### What to produce
Pull every "приостановления" line out of the data below.

### Record excerpts
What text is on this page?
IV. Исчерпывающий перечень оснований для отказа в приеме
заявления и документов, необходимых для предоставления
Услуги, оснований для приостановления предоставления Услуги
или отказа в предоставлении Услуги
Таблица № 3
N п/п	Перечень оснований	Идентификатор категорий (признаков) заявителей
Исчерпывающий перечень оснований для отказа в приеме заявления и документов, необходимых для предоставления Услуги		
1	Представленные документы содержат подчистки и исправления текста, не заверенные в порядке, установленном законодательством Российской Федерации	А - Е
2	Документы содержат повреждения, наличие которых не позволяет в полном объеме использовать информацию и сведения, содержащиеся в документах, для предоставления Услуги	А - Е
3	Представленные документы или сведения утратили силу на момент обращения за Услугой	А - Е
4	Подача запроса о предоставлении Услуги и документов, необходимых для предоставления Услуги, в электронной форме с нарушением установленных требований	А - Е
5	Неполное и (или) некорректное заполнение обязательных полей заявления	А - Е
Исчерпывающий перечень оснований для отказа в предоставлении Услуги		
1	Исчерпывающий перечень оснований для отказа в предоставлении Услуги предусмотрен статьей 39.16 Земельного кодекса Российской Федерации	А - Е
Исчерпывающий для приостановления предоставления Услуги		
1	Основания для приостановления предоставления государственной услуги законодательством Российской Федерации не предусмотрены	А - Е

...

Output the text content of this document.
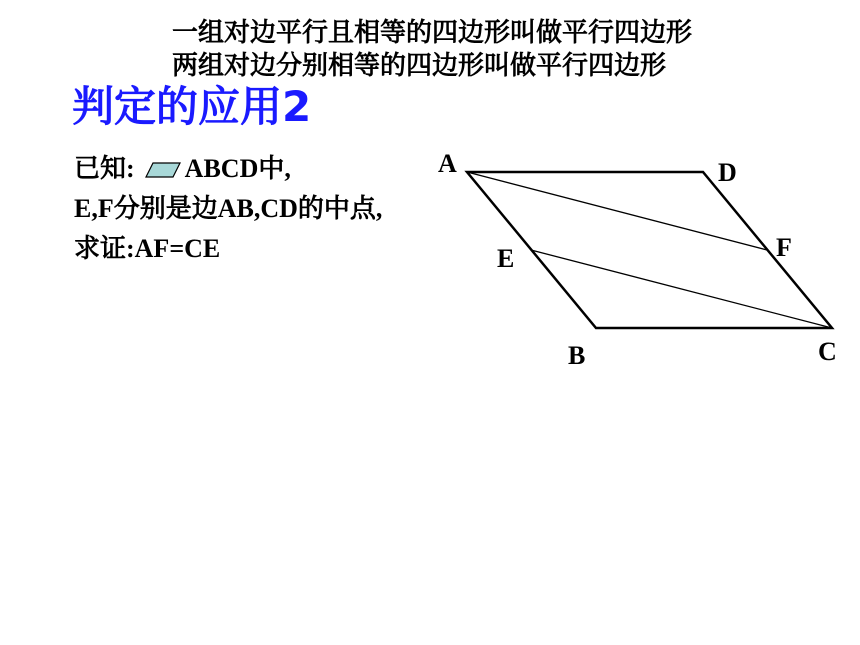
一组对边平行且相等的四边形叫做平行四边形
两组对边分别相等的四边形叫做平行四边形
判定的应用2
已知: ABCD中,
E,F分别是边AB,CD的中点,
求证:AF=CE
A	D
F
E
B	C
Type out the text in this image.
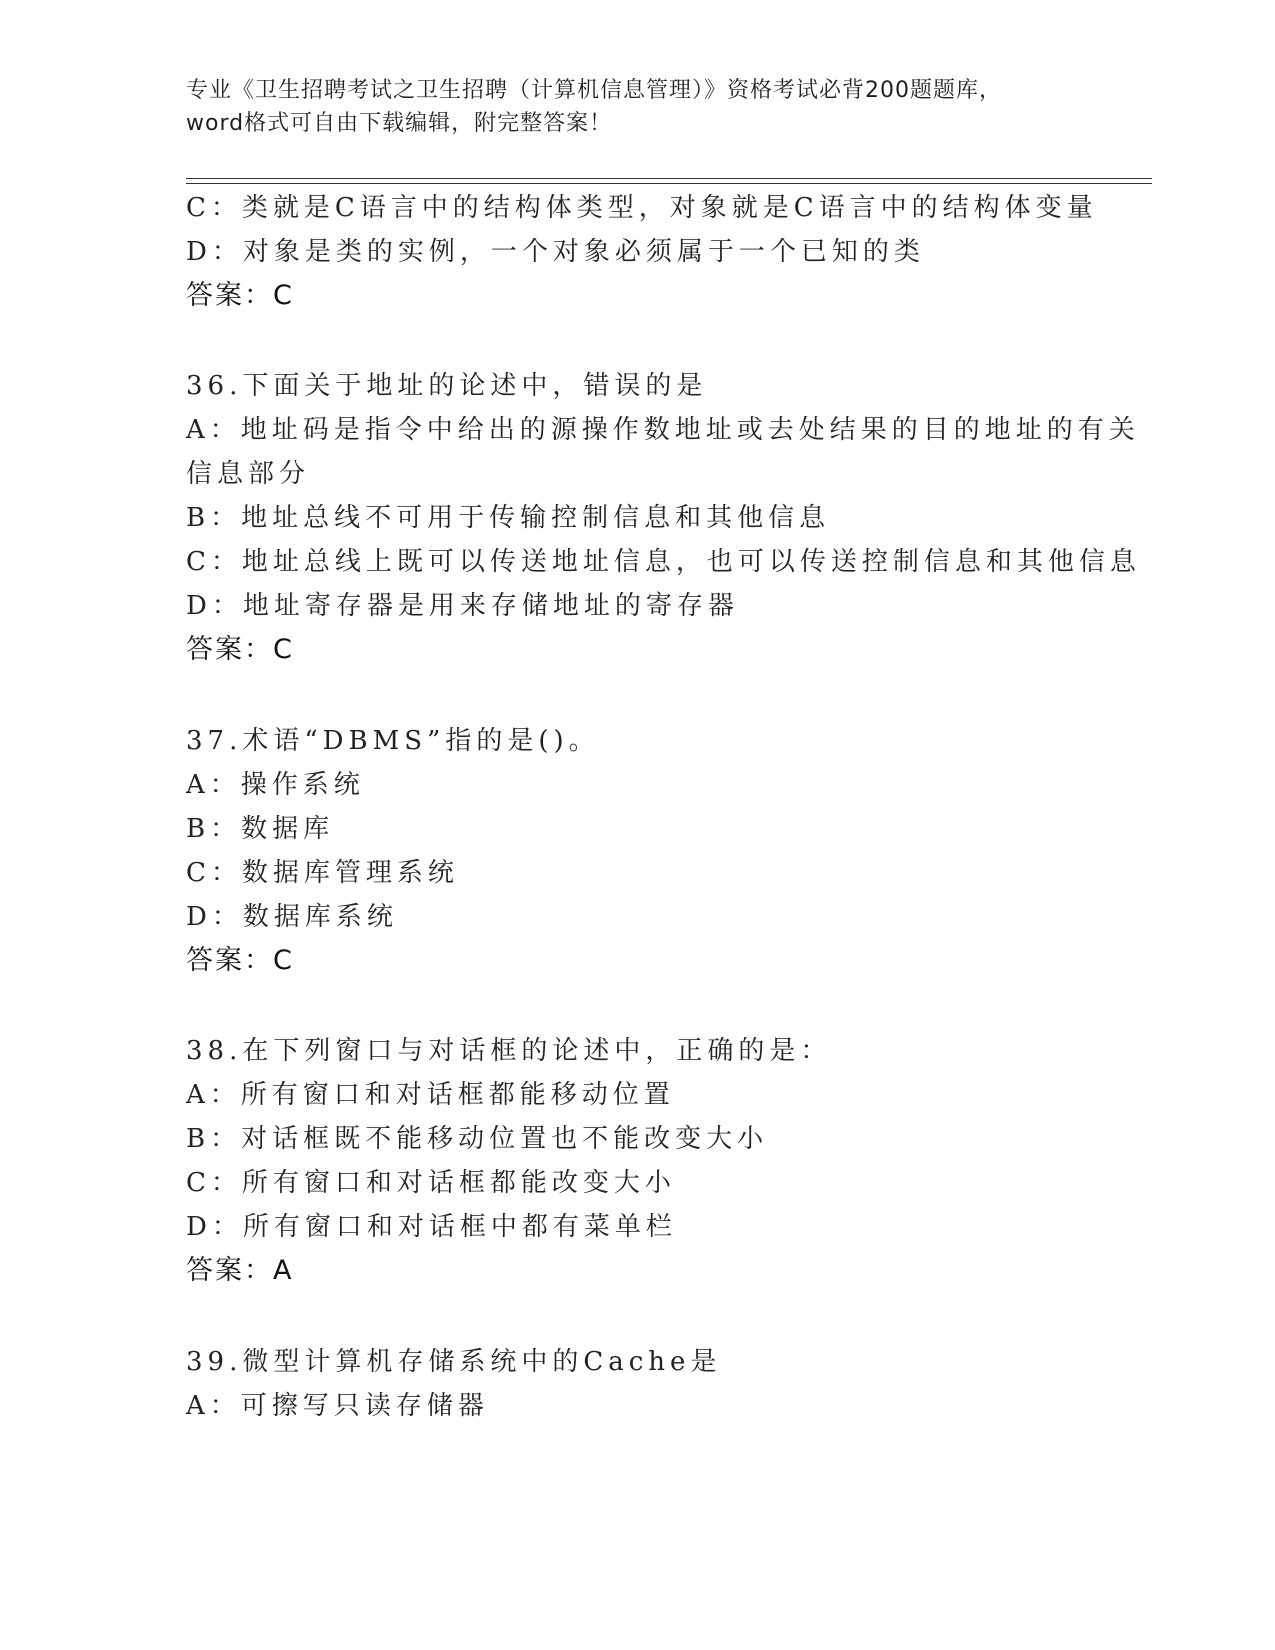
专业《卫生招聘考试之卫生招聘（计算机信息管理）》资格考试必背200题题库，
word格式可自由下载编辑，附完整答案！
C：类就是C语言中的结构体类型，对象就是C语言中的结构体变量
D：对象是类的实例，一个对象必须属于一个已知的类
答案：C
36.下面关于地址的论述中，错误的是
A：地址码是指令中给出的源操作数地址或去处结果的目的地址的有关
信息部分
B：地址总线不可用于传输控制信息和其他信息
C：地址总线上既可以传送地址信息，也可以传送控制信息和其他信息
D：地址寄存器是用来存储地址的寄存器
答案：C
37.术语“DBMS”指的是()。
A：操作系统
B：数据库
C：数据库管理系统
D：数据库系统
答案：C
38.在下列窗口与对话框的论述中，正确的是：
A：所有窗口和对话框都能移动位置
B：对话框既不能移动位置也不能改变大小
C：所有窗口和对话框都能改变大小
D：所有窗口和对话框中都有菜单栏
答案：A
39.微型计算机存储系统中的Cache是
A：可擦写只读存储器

### Problem solution
Услуги, оснований для приостановления предоставления Услуги
Исчерпывающий для приостановления предоставления Услуги		
1	Основания для приостановления предоставления государственной услуги законодательством Российской Федерации не предусмотрены	А - Е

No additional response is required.